THE EXERCISE
Pull out each line of the listing below that contains the word "with", and copy those lines in full.
— Start of SUPPLIED MATERIAL —
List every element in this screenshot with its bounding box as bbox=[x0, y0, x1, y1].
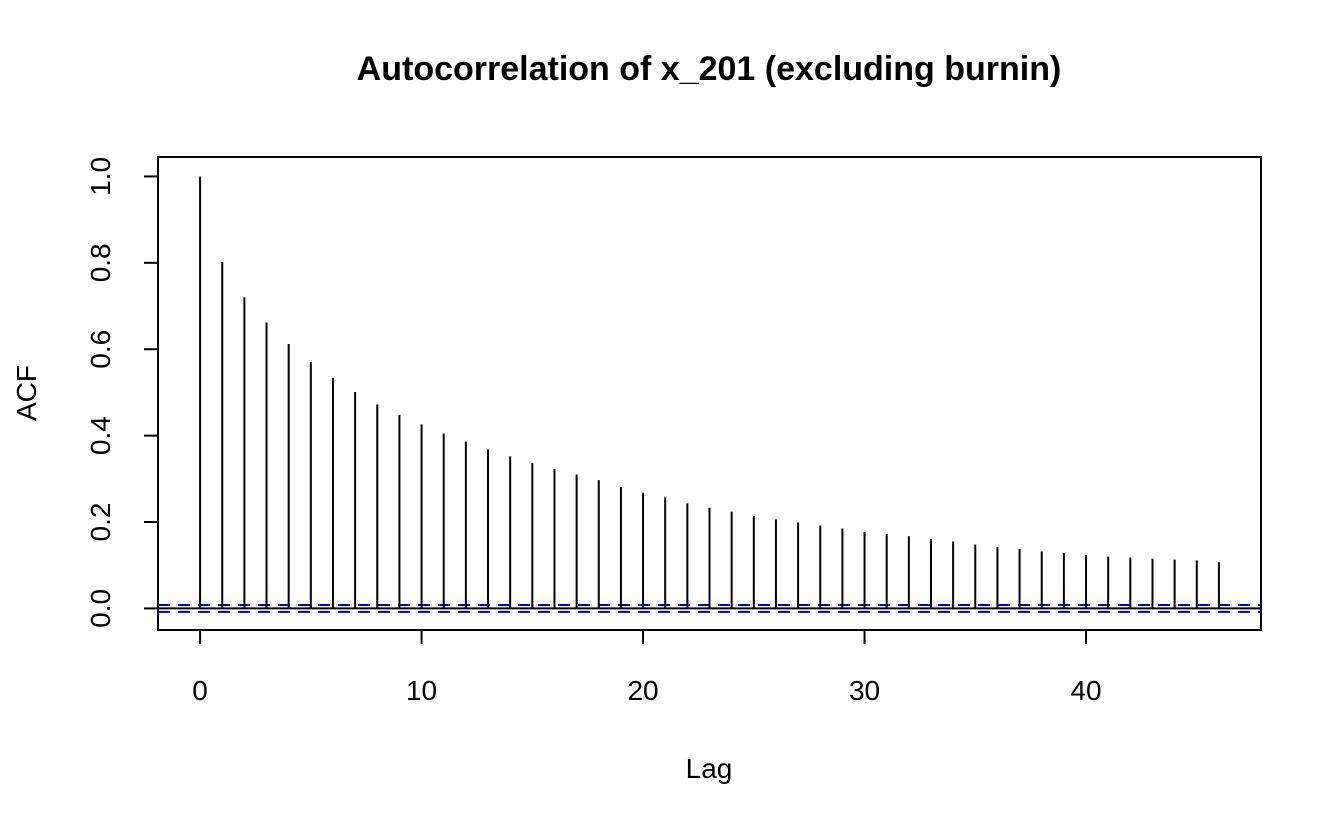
— End of SUPPLIED MATERIAL —
— Start of SUPPLIED MATERIAL —
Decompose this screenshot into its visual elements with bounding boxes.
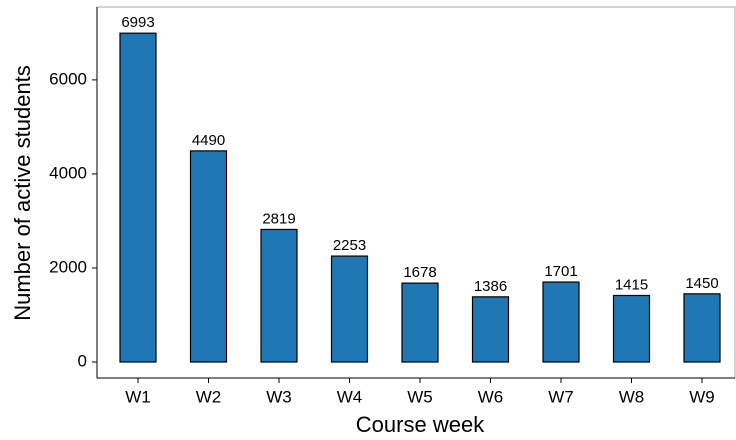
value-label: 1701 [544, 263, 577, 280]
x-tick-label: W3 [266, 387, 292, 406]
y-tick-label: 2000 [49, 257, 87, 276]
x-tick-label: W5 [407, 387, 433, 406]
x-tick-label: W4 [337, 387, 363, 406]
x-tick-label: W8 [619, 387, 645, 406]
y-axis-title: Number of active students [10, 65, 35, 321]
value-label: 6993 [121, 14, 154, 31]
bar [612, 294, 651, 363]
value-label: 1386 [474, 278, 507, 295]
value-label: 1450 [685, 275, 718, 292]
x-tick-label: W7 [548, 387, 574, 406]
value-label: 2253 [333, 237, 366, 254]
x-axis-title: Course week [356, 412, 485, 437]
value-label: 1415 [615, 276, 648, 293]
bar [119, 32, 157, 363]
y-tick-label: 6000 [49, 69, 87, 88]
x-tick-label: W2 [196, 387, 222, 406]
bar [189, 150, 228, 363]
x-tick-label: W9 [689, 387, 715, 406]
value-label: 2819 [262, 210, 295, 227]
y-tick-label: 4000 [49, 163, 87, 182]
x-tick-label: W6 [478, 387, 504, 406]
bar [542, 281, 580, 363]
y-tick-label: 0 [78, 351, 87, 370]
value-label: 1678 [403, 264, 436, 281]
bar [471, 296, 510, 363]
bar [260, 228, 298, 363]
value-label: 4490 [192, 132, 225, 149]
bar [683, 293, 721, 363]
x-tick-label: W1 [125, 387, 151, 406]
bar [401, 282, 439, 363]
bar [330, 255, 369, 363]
— End of SUPPLIED MATERIAL —
FINISHED ANSWER
List every element in this screenshot with its bounding box as bbox=[x0, y0, x1, y1].
Decompose this screenshot into its visual elements with bounding boxes.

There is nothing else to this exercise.